# RECORDS SHOWN
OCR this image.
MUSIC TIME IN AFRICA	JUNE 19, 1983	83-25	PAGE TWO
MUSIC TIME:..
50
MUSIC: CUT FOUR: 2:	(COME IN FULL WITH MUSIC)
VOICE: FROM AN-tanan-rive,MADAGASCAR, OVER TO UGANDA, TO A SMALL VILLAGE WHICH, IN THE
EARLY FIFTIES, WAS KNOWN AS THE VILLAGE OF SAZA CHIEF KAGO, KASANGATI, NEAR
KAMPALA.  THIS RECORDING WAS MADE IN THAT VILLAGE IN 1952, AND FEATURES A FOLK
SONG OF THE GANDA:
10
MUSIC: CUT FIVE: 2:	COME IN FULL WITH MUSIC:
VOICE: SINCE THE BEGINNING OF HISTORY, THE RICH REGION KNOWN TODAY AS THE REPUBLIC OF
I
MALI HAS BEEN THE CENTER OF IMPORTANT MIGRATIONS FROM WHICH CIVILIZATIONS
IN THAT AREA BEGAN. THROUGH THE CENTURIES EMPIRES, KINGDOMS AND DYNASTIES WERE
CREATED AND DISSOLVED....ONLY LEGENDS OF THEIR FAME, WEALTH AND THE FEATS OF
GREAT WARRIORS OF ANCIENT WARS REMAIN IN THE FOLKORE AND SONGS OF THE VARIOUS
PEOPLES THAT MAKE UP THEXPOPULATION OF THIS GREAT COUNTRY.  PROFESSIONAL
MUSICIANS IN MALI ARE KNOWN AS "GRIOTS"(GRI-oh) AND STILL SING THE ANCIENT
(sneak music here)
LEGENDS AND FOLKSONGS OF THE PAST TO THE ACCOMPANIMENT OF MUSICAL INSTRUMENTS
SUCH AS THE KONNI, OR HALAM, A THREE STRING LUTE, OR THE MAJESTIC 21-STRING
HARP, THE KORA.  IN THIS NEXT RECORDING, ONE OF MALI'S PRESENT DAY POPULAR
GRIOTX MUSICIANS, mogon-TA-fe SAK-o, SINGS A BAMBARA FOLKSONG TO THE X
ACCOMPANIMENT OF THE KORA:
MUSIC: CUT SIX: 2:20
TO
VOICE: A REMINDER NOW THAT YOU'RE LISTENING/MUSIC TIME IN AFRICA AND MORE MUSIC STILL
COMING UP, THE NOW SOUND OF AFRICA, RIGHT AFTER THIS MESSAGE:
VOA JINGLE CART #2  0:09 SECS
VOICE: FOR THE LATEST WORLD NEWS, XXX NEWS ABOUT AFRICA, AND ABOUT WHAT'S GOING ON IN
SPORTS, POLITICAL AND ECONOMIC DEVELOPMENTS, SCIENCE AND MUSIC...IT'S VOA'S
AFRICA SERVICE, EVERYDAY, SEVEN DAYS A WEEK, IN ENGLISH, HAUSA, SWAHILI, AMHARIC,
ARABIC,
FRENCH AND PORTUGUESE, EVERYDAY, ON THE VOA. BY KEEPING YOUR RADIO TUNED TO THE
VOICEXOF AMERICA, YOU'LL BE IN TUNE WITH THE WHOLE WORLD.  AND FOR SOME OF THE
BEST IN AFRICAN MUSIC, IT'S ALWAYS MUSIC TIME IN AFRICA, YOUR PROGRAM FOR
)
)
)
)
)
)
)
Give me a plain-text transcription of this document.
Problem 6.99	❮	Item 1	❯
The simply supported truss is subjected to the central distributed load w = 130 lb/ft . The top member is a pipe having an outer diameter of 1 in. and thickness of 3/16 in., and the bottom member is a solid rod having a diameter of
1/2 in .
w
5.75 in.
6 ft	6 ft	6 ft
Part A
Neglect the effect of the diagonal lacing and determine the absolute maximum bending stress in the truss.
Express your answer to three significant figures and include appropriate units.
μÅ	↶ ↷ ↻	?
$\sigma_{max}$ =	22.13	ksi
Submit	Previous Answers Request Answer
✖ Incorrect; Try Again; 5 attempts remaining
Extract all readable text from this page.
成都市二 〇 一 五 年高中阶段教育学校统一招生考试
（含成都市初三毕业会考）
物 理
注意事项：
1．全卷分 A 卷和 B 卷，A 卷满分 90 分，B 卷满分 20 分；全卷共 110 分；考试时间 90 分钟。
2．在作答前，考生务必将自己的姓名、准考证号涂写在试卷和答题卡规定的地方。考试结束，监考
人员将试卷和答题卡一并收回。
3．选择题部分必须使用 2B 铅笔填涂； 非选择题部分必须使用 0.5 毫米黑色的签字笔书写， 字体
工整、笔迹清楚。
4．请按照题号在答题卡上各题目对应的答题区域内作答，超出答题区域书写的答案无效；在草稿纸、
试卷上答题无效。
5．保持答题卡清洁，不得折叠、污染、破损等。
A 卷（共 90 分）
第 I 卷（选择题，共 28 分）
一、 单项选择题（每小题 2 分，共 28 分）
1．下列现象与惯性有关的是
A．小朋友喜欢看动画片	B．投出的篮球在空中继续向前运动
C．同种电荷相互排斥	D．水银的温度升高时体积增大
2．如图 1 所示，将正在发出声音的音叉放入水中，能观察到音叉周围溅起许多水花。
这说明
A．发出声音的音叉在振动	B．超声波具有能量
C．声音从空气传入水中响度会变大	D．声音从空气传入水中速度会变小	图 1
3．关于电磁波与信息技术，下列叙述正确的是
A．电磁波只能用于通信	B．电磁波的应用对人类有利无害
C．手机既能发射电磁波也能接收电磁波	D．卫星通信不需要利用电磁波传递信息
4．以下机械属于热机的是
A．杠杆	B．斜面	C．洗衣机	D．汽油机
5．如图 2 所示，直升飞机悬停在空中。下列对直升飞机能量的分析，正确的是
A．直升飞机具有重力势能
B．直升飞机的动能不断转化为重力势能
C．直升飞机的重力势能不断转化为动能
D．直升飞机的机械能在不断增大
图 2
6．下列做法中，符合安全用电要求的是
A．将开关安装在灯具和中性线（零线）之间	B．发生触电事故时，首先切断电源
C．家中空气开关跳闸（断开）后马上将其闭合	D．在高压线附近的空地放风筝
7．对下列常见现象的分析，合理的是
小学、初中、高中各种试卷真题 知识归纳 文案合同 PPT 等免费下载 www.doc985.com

# WHAT TO WORK ON
List each line of the entries that holds the string "WHICH".

# FINISHED EXERCISE
VOICE: FROM AN-tanan-rive,MADAGASCAR, OVER TO UGANDA, TO A SMALL VILLAGE WHICH, IN THE
MALI HAS BEEN THE CENTER OF IMPORTANT MIGRATIONS FROM WHICH CIVILIZATIONS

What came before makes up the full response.